(Dataset listings of figures)

········

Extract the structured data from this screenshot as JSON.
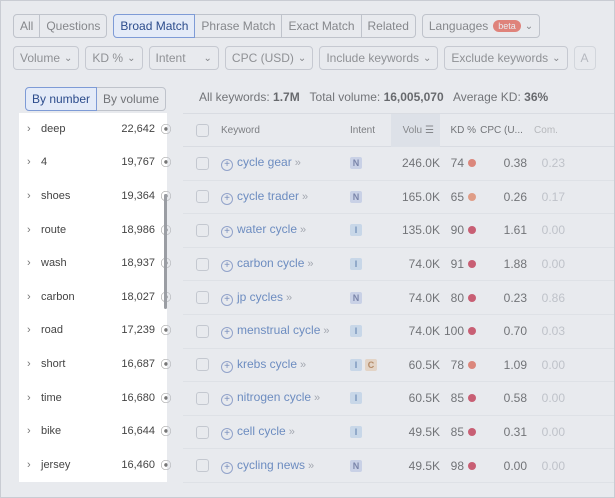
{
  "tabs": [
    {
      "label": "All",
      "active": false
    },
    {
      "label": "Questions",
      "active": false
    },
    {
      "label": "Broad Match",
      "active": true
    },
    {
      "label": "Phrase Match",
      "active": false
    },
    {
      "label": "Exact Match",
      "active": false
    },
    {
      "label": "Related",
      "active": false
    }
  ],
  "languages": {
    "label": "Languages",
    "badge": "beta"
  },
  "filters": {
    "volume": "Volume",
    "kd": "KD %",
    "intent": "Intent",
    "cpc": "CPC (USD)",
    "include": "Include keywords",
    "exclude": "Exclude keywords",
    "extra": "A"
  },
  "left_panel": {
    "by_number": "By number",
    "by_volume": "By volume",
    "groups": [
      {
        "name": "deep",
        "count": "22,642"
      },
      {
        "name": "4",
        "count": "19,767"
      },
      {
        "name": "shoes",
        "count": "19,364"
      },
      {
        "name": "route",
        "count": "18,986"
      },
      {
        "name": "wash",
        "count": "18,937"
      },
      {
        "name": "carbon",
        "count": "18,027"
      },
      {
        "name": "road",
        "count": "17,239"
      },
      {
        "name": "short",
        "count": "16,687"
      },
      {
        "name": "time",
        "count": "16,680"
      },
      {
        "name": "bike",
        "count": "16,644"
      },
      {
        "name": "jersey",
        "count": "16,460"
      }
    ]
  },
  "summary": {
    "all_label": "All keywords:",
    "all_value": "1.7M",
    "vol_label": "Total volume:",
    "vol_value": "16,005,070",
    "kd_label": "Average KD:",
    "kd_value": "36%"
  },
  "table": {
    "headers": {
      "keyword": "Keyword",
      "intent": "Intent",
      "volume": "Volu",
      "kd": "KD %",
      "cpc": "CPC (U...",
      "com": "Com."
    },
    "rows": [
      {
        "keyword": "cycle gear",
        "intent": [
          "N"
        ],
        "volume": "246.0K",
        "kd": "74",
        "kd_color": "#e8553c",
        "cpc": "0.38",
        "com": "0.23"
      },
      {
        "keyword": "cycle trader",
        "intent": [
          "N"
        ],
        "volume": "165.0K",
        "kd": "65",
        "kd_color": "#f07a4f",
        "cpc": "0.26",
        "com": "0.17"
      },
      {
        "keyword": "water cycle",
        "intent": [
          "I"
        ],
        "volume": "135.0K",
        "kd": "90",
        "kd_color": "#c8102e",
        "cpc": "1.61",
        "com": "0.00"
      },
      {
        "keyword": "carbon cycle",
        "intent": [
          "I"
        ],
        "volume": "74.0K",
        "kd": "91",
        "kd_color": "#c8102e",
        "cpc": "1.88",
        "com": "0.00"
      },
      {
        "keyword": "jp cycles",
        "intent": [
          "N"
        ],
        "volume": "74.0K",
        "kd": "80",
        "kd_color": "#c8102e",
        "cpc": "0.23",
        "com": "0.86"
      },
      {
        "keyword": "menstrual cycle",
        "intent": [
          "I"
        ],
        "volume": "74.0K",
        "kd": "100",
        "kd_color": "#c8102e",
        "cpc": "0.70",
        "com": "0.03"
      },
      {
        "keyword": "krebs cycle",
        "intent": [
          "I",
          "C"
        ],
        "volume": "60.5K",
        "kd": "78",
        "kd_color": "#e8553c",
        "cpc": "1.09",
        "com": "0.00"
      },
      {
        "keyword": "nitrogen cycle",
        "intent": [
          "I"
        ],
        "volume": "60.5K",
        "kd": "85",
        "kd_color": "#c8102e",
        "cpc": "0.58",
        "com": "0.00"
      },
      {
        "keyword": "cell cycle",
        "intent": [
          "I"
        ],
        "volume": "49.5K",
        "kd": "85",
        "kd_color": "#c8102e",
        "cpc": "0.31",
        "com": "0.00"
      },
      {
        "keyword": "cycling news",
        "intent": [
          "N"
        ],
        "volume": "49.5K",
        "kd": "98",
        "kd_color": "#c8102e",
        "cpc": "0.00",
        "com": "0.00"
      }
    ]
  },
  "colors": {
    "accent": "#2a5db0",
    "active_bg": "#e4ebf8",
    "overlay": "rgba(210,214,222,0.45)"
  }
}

········

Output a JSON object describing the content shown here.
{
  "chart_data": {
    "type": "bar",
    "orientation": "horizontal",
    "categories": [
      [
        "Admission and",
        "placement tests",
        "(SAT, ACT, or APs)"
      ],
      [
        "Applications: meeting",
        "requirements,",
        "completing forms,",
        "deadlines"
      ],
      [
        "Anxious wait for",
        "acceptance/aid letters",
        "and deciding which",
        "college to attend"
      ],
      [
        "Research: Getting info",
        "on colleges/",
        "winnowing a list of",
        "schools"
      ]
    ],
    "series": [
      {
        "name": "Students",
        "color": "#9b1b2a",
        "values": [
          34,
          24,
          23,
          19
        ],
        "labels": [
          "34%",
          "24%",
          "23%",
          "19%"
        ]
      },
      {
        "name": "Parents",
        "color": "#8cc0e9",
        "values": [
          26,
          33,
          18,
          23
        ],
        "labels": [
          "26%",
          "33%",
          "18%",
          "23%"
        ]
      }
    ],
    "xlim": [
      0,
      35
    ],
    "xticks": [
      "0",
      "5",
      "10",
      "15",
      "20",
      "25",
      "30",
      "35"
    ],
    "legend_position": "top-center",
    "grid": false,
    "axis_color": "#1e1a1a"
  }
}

········

Look above for every line with the word "keywords" and copy it.

    "include": "Include keywords",
    "exclude": "Exclude keywords",
    "all_label": "All keywords:",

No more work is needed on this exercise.